Instructions to follow: Locate the word "исходными" in the data below, then copy every line that holds it.

Provided data:
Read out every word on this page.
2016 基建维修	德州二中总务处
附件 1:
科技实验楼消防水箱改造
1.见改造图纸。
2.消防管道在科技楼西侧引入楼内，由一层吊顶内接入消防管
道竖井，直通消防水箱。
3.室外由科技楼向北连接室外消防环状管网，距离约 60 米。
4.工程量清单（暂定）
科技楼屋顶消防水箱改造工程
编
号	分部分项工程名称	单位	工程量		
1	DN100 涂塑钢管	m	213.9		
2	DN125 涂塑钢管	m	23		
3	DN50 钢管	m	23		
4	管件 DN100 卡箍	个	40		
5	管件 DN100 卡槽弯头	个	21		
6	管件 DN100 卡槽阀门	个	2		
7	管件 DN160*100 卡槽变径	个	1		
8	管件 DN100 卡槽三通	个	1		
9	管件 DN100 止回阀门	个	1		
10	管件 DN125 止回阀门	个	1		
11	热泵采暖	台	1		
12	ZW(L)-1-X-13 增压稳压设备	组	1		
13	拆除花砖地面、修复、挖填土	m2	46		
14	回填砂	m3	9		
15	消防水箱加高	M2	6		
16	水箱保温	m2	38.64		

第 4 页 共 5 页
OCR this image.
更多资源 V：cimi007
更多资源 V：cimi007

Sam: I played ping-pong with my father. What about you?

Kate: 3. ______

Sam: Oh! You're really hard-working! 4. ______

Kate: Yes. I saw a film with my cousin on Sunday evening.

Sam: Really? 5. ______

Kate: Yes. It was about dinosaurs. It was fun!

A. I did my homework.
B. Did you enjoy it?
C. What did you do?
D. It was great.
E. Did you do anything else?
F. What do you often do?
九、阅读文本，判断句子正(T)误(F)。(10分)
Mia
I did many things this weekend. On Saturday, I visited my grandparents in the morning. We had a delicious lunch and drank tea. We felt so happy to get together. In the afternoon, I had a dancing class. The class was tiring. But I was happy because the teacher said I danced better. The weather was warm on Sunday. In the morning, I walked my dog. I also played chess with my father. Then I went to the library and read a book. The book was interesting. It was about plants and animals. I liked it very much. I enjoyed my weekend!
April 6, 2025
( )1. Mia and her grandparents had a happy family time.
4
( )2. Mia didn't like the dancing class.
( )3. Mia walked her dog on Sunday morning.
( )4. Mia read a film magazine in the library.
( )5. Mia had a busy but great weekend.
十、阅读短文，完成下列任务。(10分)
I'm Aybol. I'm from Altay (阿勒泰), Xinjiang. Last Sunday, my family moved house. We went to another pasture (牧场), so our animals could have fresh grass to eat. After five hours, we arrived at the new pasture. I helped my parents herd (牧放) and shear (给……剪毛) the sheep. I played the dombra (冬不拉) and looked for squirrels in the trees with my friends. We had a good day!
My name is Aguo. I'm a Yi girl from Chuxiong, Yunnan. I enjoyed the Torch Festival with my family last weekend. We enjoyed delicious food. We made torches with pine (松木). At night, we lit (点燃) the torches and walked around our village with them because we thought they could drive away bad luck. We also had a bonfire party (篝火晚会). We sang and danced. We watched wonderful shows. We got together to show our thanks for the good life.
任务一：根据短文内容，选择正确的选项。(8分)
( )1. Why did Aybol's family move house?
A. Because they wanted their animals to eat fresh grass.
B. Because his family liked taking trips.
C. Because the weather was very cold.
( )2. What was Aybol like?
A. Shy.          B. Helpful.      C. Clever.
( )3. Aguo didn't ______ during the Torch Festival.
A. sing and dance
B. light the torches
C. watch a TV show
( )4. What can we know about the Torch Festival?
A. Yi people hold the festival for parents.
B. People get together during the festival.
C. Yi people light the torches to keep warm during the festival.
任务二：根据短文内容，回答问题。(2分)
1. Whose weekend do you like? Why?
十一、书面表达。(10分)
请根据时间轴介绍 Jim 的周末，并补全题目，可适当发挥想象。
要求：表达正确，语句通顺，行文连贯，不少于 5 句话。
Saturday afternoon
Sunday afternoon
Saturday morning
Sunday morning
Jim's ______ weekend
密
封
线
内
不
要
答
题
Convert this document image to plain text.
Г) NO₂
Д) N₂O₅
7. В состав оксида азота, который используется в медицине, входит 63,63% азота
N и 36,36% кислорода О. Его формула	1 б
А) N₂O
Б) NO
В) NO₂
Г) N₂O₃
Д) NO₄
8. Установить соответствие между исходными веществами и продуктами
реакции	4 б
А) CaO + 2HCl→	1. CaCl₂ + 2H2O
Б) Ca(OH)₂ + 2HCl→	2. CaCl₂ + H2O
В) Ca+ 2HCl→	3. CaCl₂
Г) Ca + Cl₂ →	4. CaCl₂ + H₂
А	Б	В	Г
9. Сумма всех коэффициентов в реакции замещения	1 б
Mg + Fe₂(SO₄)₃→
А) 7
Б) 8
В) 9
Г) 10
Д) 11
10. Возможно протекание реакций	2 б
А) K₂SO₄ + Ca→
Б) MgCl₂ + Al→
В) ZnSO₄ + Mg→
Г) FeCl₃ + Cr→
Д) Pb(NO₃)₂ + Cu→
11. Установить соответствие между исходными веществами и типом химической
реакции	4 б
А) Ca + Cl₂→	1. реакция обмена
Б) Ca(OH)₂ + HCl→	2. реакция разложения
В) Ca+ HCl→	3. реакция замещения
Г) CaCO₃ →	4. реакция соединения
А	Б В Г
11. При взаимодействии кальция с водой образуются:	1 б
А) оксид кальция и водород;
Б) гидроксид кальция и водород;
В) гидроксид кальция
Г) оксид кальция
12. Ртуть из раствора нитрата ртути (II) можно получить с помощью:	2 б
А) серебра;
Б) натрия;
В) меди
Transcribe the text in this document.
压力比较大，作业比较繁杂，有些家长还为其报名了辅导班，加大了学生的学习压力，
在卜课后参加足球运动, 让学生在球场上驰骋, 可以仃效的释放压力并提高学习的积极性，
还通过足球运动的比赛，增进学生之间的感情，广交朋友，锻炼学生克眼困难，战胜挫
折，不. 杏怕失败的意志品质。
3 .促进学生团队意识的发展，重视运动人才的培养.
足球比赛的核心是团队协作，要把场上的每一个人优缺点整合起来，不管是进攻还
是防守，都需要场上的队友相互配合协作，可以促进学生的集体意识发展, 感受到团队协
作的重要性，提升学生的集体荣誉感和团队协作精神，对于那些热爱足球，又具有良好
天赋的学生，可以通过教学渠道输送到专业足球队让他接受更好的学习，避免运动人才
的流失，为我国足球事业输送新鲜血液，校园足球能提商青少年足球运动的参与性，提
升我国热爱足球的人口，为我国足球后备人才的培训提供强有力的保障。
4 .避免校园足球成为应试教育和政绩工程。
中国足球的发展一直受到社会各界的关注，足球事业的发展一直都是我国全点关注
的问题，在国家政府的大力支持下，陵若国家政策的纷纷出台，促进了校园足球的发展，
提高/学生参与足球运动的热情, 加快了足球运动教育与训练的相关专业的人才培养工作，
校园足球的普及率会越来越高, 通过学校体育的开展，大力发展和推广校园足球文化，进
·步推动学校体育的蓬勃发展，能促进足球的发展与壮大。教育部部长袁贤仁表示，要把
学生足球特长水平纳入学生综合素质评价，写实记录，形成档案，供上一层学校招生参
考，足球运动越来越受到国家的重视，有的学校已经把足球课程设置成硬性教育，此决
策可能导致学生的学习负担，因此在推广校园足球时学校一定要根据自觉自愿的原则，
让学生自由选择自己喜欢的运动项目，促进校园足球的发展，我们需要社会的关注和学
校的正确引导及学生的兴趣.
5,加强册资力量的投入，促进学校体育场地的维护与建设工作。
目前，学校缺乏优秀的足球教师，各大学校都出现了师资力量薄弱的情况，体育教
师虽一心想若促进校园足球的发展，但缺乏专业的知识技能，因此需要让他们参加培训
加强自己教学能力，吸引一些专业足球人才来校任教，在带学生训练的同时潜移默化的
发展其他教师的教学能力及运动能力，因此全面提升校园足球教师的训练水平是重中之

Reply to the exercise:
8. Установить соответствие между исходными веществами и продуктами
11. Установить соответствие между исходными веществами и типом химической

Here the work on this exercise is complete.